WHAT THIS TASK INVOLVES: The entries below are to be written out again without alteration.

INFORMATION GIVEN:
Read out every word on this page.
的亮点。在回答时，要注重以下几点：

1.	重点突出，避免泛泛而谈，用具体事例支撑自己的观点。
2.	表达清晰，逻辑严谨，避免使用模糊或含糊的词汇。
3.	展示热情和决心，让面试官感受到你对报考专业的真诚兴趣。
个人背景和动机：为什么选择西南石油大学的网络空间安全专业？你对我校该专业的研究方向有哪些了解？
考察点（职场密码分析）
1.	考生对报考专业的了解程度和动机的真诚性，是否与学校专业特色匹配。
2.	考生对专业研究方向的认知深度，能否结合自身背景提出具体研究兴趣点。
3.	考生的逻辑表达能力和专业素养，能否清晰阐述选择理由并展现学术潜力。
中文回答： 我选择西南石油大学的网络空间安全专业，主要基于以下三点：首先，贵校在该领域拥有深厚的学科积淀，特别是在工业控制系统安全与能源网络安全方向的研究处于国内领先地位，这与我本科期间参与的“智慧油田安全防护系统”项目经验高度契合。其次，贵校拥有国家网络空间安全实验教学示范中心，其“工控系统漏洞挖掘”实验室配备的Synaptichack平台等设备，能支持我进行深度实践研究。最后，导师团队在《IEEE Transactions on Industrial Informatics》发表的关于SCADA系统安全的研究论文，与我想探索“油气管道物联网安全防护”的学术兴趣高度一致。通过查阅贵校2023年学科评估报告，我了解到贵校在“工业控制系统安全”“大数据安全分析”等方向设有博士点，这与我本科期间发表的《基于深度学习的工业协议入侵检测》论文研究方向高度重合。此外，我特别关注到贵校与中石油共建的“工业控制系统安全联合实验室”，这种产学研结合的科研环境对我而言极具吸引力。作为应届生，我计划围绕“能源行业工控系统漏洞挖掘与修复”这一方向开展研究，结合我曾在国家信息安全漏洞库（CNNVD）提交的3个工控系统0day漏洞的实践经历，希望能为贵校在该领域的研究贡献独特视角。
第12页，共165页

FULL ANSWER:
Read out every word on this page.
的亮点。在回答时，要注重以下几点：

1.	重点突出，避免泛泛而谈，用具体事例支撑自己的观点。
2.	表达清晰，逻辑严谨，避免使用模糊或含糊的词汇。
3.	展示热情和决心，让面试官感受到你对报考专业的真诚兴趣。
个人背景和动机：为什么选择西南石油大学的网络空间安全专业？你对我校该专业的研究方向有哪些了解？
考察点（职场密码分析）
1.	考生对报考专业的了解程度和动机的真诚性，是否与学校专业特色匹配。
2.	考生对专业研究方向的认知深度，能否结合自身背景提出具体研究兴趣点。
3.	考生的逻辑表达能力和专业素养，能否清晰阐述选择理由并展现学术潜力。
中文回答： 我选择西南石油大学的网络空间安全专业，主要基于以下三点：首先，贵校在该领域拥有深厚的学科积淀，特别是在工业控制系统安全与能源网络安全方向的研究处于国内领先地位，这与我本科期间参与的“智慧油田安全防护系统”项目经验高度契合。其次，贵校拥有国家网络空间安全实验教学示范中心，其“工控系统漏洞挖掘”实验室配备的Synaptichack平台等设备，能支持我进行深度实践研究。最后，导师团队在《IEEE Transactions on Industrial Informatics》发表的关于SCADA系统安全的研究论文，与我想探索“油气管道物联网安全防护”的学术兴趣高度一致。通过查阅贵校2023年学科评估报告，我了解到贵校在“工业控制系统安全”“大数据安全分析”等方向设有博士点，这与我本科期间发表的《基于深度学习的工业协议入侵检测》论文研究方向高度重合。此外，我特别关注到贵校与中石油共建的“工业控制系统安全联合实验室”，这种产学研结合的科研环境对我而言极具吸引力。作为应届生，我计划围绕“能源行业工控系统漏洞挖掘与修复”这一方向开展研究，结合我曾在国家信息安全漏洞库（CNNVD）提交的3个工控系统0day漏洞的实践经历，希望能为贵校在该领域的研究贡献独特视角。
第12页，共165页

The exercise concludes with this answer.